Dataset excerpts
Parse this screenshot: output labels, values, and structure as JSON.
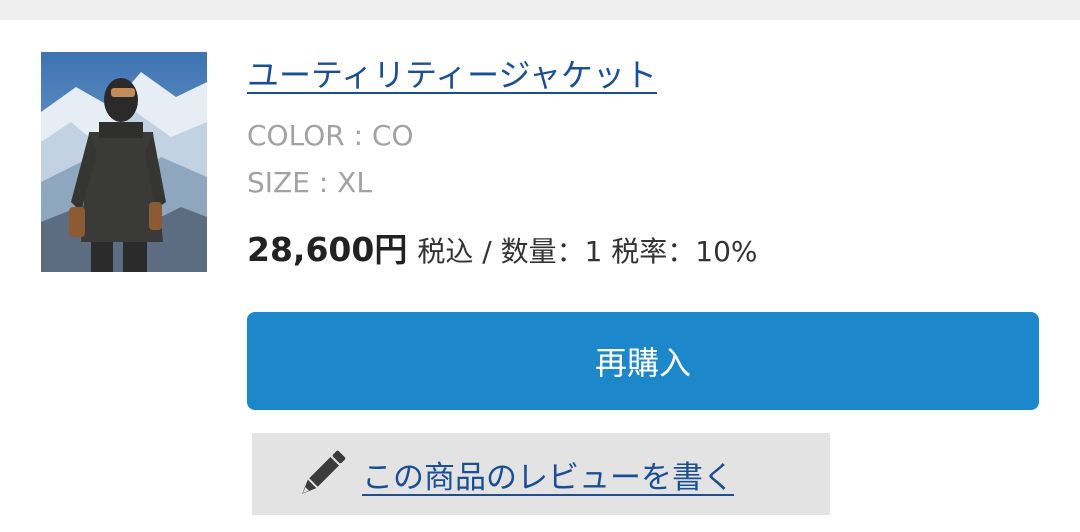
{
  "product": {
    "image_alt": "product-photo-person-in-black-jacket-snowy-mountains",
    "title": "ユーティリティージャケット",
    "color_text": "COLOR : CO",
    "size_text": "SIZE : XL",
    "price": "28,600円",
    "price_meta": "税込 / 数量：1 税率：10%"
  },
  "actions": {
    "rebuy_label": "再購入",
    "review_label": "この商品のレビューを書く",
    "review_icon": "pencil-icon"
  },
  "colors": {
    "link": "#1a4f95",
    "button": "#1d87cc",
    "review_bg": "#e3e3e3",
    "muted": "#a2a2a2"
  }
}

**What to work on**.
Pull every line containing the word "product" out of the material and copy it.

**Output of the exercise**.
  "product": {
    "image_alt": "product-photo-person-in-black-jacket-snowy-mountains",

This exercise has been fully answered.